TASK STATEMENT: Make an exact copy of the listing below.
^^^^^^^^^^^^^^^^
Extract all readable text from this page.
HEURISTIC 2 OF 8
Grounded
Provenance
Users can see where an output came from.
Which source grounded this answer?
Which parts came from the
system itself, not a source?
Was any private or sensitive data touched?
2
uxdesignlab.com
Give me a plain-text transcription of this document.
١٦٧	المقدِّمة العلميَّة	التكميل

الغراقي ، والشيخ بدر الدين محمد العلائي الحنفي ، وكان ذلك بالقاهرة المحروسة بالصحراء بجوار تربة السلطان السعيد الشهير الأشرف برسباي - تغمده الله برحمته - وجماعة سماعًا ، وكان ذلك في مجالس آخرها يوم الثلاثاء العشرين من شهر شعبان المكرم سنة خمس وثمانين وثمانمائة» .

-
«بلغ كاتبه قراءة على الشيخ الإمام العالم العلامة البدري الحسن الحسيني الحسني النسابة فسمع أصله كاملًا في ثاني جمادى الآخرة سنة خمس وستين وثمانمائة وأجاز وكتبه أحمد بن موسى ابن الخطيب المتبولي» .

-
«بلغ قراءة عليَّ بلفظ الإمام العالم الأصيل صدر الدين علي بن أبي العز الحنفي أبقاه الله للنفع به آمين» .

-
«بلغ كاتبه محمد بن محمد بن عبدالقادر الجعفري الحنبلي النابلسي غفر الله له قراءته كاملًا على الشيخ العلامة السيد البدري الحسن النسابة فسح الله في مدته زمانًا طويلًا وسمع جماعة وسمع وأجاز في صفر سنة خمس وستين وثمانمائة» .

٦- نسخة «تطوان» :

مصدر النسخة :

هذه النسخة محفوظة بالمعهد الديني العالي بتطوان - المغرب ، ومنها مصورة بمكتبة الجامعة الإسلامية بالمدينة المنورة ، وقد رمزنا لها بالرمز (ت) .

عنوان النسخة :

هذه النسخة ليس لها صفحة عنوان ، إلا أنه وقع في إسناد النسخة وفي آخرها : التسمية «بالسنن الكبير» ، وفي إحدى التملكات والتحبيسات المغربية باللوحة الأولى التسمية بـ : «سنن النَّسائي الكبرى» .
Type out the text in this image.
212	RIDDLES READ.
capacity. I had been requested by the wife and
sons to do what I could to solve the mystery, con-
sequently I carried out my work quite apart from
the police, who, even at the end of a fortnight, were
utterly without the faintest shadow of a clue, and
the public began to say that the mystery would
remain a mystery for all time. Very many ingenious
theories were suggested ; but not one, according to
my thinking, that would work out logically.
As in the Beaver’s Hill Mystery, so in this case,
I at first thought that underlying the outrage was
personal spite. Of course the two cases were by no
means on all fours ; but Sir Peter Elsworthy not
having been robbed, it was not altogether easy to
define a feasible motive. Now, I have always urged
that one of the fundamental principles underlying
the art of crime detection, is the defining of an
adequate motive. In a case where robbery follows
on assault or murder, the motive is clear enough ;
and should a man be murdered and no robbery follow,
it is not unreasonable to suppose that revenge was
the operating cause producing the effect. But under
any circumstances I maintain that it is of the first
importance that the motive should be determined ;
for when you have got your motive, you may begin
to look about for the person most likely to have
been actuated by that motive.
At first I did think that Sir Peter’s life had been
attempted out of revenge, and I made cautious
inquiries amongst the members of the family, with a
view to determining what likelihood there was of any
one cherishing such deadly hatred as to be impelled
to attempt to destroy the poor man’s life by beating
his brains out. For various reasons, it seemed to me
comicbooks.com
^^^^^^^^^^^^^^^^
THE RESPONSE:
Extract all readable text from this page.
HEURISTIC 2 OF 8
Grounded
Provenance
Users can see where an output came from.
Which source grounded this answer?
Which parts came from the
system itself, not a source?
Was any private or sensitive data touched?
2
uxdesignlab.com
Give me a plain-text transcription of this document.
١٦٧	المقدِّمة العلميَّة	التكميل

الغراقي ، والشيخ بدر الدين محمد العلائي الحنفي ، وكان ذلك بالقاهرة المحروسة بالصحراء بجوار تربة السلطان السعيد الشهير الأشرف برسباي - تغمده الله برحمته - وجماعة سماعًا ، وكان ذلك في مجالس آخرها يوم الثلاثاء العشرين من شهر شعبان المكرم سنة خمس وثمانين وثمانمائة» .

-
«بلغ كاتبه قراءة على الشيخ الإمام العالم العلامة البدري الحسن الحسيني الحسني النسابة فسمع أصله كاملًا في ثاني جمادى الآخرة سنة خمس وستين وثمانمائة وأجاز وكتبه أحمد بن موسى ابن الخطيب المتبولي» .

-
«بلغ قراءة عليَّ بلفظ الإمام العالم الأصيل صدر الدين علي بن أبي العز الحنفي أبقاه الله للنفع به آمين» .

-
«بلغ كاتبه محمد بن محمد بن عبدالقادر الجعفري الحنبلي النابلسي غفر الله له قراءته كاملًا على الشيخ العلامة السيد البدري الحسن النسابة فسح الله في مدته زمانًا طويلًا وسمع جماعة وسمع وأجاز في صفر سنة خمس وستين وثمانمائة» .

٦- نسخة «تطوان» :

مصدر النسخة :

هذه النسخة محفوظة بالمعهد الديني العالي بتطوان - المغرب ، ومنها مصورة بمكتبة الجامعة الإسلامية بالمدينة المنورة ، وقد رمزنا لها بالرمز (ت) .

عنوان النسخة :

هذه النسخة ليس لها صفحة عنوان ، إلا أنه وقع في إسناد النسخة وفي آخرها : التسمية «بالسنن الكبير» ، وفي إحدى التملكات والتحبيسات المغربية باللوحة الأولى التسمية بـ : «سنن النَّسائي الكبرى» .
Type out the text in this image.
212	RIDDLES READ.
capacity. I had been requested by the wife and
sons to do what I could to solve the mystery, con-
sequently I carried out my work quite apart from
the police, who, even at the end of a fortnight, were
utterly without the faintest shadow of a clue, and
the public began to say that the mystery would
remain a mystery for all time. Very many ingenious
theories were suggested ; but not one, according to
my thinking, that would work out logically.
As in the Beaver’s Hill Mystery, so in this case,
I at first thought that underlying the outrage was
personal spite. Of course the two cases were by no
means on all fours ; but Sir Peter Elsworthy not
having been robbed, it was not altogether easy to
define a feasible motive. Now, I have always urged
that one of the fundamental principles underlying
the art of crime detection, is the defining of an
adequate motive. In a case where robbery follows
on assault or murder, the motive is clear enough ;
and should a man be murdered and no robbery follow,
it is not unreasonable to suppose that revenge was
the operating cause producing the effect. But under
any circumstances I maintain that it is of the first
importance that the motive should be determined ;
for when you have got your motive, you may begin
to look about for the person most likely to have
been actuated by that motive.
At first I did think that Sir Peter’s life had been
attempted out of revenge, and I made cautious
inquiries amongst the members of the family, with a
view to determining what likelihood there was of any
one cherishing such deadly hatred as to be impelled
to attempt to destroy the poor man’s life by beating
his brains out. For various reasons, it seemed to me
comicbooks.com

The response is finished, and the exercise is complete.